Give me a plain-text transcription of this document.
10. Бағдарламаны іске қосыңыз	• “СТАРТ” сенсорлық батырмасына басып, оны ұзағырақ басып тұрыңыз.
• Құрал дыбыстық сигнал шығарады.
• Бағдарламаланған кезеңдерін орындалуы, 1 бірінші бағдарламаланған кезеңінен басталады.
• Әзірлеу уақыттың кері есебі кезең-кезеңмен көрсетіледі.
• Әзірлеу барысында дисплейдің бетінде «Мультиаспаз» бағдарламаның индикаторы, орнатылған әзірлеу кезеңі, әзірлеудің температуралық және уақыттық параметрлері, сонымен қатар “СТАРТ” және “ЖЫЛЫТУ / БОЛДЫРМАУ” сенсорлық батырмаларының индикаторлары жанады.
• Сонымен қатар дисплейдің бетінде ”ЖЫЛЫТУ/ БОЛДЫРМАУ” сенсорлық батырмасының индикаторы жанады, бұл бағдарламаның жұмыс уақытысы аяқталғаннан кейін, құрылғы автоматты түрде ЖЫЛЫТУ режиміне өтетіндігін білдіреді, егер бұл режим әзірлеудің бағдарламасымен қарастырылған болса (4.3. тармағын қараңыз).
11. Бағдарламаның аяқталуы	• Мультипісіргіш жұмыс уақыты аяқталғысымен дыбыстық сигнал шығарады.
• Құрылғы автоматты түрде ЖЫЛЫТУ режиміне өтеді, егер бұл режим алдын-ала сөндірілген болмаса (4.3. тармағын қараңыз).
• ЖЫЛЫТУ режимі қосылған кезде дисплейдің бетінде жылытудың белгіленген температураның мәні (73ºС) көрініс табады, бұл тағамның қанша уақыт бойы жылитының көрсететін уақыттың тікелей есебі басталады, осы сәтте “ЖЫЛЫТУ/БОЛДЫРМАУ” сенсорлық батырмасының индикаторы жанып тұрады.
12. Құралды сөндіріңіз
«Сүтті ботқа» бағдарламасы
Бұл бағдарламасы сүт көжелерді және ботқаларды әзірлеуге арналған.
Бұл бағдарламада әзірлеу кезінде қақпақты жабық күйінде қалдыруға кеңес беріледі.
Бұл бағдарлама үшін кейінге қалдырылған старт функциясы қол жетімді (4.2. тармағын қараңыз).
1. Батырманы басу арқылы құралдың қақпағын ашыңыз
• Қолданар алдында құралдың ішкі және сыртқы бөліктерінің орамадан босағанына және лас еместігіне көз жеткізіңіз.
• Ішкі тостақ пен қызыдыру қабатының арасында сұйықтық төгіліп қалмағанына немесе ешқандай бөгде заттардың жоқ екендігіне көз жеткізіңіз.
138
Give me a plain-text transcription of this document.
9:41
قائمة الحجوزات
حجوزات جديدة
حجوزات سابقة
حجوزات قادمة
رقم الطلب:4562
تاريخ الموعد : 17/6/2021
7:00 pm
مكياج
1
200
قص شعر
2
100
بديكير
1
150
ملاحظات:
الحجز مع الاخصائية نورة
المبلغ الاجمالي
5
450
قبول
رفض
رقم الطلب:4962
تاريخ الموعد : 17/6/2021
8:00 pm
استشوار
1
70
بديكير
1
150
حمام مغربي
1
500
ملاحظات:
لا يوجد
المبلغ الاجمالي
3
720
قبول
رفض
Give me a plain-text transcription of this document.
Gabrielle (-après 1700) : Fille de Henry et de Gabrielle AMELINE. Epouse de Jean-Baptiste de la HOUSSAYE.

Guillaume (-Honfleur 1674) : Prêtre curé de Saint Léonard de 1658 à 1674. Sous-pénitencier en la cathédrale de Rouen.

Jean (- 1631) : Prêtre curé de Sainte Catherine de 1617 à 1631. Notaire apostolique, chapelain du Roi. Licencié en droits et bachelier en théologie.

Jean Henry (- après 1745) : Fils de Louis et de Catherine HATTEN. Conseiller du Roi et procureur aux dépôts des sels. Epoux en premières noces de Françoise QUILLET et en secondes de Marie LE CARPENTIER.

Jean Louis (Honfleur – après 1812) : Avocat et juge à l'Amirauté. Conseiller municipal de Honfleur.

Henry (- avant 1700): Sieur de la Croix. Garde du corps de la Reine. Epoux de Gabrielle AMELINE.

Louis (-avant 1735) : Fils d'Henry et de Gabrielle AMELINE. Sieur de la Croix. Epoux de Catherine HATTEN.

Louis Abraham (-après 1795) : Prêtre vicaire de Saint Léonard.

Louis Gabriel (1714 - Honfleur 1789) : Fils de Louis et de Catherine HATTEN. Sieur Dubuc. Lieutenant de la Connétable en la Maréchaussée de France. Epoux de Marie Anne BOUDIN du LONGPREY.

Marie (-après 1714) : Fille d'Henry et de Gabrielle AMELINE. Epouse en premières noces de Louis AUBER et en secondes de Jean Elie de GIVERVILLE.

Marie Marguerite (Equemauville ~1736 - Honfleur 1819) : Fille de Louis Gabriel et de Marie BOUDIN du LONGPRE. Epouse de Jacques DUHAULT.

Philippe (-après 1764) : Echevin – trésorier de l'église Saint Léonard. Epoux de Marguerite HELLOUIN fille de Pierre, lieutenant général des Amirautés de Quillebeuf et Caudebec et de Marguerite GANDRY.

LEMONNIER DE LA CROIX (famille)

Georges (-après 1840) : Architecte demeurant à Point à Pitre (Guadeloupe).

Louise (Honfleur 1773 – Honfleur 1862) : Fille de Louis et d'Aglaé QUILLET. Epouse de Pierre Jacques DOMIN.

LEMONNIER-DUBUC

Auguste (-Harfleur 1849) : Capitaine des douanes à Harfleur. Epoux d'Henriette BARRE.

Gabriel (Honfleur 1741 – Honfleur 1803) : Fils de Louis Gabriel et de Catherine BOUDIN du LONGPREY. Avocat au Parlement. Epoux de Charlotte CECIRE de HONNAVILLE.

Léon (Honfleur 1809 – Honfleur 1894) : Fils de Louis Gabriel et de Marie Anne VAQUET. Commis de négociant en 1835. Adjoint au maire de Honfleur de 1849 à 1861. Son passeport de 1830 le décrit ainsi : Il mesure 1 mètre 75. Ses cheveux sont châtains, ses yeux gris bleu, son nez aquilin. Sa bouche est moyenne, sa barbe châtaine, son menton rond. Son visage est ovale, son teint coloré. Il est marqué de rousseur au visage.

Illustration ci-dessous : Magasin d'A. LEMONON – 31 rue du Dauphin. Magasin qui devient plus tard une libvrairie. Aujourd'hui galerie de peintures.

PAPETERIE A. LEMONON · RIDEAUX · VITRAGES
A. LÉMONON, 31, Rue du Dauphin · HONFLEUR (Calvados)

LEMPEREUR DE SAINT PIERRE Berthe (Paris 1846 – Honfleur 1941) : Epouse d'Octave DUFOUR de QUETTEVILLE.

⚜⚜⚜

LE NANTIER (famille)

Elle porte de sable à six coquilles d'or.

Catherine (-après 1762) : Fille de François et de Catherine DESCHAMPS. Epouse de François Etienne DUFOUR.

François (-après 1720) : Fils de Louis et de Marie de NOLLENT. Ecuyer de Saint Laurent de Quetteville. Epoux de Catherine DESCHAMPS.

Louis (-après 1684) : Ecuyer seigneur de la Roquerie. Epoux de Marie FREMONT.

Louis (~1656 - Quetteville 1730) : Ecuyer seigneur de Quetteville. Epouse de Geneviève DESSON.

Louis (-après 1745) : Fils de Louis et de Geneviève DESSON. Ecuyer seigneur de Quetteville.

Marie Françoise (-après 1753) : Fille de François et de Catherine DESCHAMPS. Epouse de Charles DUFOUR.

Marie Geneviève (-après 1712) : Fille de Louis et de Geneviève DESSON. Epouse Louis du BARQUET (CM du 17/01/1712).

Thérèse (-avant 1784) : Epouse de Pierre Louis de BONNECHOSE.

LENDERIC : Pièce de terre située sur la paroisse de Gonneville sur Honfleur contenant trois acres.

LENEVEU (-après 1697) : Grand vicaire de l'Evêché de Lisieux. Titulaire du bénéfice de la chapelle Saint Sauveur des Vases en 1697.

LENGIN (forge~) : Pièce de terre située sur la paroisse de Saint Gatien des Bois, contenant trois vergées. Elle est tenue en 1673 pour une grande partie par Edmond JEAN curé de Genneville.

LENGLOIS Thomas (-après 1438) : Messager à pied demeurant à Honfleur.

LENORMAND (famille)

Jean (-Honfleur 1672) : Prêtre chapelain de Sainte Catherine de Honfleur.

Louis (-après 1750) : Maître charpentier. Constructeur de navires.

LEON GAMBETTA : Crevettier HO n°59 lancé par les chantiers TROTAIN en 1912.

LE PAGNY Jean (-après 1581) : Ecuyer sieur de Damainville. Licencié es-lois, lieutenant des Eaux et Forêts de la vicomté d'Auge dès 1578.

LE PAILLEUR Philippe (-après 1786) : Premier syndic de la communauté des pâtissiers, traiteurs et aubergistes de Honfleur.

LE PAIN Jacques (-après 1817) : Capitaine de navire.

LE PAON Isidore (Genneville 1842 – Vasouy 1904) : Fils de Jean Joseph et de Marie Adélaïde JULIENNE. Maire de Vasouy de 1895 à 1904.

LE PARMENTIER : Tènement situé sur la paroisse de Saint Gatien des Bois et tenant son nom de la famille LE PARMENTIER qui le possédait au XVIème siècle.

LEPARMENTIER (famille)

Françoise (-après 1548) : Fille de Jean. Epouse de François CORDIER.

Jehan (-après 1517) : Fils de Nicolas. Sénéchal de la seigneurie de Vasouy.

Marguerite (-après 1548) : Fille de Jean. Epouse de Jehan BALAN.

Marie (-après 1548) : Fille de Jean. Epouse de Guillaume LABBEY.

···

The word "егер" may appear on some lines of these records; state how many such lines there are, and nothing else.

- Answer to the task
2